Among the lines of this listing, determine how many contain the string "English". Answer with the number only.

Dataset excerpts
- - - -
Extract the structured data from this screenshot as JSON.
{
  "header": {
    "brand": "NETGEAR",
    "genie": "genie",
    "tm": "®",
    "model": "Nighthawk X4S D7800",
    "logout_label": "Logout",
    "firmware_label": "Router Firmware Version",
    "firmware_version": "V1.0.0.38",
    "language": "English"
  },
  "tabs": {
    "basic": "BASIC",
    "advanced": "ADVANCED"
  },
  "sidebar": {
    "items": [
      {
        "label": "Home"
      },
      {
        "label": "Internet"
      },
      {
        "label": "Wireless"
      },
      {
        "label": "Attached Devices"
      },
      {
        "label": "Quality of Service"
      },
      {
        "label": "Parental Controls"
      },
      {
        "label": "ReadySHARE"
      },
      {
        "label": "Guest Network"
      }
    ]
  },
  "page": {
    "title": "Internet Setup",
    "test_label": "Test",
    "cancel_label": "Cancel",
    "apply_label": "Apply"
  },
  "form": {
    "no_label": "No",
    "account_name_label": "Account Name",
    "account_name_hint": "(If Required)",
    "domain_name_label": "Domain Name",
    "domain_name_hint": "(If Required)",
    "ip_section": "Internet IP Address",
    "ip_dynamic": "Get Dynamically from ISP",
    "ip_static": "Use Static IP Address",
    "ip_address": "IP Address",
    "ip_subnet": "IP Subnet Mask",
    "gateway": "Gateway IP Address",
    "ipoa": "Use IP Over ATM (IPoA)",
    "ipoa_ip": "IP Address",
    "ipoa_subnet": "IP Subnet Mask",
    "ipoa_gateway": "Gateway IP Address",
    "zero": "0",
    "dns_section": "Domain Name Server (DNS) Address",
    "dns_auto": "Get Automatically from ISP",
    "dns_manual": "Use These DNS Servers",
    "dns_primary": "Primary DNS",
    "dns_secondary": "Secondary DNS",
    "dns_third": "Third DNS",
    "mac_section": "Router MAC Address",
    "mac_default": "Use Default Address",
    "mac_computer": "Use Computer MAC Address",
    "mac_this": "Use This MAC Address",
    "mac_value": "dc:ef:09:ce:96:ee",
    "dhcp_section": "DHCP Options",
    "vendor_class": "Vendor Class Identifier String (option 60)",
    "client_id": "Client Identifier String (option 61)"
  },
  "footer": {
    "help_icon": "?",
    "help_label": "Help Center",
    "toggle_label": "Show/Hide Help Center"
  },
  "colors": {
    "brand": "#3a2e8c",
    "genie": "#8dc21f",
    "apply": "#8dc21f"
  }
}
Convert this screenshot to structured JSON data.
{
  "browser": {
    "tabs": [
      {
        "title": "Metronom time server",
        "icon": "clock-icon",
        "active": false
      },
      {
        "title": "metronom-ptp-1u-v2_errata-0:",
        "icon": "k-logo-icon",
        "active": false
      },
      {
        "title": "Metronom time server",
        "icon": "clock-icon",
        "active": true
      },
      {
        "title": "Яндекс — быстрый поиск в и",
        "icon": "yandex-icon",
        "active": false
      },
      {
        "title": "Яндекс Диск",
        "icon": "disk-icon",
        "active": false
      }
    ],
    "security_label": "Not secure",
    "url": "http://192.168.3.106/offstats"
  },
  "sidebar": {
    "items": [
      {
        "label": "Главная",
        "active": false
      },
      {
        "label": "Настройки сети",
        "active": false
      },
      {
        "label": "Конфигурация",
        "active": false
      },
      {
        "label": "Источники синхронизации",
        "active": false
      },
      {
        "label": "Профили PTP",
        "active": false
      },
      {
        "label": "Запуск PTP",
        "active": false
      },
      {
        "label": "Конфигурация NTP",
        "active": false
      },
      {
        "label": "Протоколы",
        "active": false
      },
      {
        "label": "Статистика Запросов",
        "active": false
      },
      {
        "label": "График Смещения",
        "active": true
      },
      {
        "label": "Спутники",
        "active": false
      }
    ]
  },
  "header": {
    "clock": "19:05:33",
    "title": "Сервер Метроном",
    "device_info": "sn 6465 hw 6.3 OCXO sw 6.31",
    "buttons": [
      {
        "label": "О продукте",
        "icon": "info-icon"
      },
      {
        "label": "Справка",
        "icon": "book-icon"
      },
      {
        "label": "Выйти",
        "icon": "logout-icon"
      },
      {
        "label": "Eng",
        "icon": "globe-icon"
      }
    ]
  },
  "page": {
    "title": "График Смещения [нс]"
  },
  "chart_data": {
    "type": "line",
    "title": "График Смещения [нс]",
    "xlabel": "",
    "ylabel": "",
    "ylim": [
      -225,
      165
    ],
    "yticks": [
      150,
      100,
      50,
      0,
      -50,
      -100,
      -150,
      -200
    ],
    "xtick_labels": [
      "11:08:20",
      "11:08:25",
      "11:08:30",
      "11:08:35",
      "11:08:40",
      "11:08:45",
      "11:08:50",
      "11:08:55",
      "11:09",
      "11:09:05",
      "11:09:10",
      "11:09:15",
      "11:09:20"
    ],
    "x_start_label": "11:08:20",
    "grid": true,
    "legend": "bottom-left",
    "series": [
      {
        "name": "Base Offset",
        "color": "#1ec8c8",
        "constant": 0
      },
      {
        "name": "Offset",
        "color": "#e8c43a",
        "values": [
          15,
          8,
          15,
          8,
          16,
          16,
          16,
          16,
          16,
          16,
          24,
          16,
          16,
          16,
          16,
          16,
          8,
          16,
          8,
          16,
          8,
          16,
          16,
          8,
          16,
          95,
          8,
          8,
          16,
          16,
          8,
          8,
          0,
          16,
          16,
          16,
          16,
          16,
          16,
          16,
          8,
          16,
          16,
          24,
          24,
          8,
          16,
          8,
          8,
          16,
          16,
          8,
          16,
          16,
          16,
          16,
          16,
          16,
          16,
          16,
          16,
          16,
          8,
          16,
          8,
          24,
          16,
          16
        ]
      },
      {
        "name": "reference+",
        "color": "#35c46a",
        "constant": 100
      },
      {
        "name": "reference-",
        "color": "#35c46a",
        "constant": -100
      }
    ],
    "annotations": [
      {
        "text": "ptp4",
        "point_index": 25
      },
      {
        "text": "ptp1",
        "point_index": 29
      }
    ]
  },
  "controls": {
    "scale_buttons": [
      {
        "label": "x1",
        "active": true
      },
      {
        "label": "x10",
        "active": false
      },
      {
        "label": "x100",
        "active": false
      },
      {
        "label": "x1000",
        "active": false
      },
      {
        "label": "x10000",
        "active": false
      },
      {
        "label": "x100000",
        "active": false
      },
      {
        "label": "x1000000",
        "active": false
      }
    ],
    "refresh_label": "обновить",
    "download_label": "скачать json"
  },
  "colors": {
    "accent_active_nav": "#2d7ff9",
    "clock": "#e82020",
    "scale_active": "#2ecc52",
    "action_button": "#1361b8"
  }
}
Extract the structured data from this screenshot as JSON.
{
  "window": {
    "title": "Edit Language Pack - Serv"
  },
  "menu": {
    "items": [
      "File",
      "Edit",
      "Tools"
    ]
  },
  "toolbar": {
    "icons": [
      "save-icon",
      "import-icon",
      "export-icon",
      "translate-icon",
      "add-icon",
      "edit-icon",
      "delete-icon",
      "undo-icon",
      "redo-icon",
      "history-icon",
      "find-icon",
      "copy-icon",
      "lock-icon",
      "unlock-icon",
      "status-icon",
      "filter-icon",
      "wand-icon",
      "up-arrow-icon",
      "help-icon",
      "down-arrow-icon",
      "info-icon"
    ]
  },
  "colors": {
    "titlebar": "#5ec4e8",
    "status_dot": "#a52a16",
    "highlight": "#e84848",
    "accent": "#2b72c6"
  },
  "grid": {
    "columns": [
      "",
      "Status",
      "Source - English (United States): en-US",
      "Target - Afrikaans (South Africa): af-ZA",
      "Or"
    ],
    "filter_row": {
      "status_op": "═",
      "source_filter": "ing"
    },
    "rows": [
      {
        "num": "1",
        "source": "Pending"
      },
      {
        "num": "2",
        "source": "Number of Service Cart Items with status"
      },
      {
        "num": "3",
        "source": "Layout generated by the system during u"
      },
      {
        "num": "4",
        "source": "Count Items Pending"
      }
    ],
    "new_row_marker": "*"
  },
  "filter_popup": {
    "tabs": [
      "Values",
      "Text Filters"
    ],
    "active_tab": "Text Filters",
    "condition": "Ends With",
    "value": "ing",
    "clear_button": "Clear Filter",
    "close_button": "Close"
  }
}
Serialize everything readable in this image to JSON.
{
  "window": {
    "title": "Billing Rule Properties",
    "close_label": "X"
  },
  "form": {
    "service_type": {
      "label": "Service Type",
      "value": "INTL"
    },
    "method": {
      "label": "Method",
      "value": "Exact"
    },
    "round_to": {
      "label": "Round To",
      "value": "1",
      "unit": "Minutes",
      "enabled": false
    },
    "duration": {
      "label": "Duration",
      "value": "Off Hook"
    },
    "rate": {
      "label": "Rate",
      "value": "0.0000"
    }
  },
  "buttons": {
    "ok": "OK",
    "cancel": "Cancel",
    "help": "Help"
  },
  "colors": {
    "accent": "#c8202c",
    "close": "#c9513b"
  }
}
- - - -
### Response to the task
2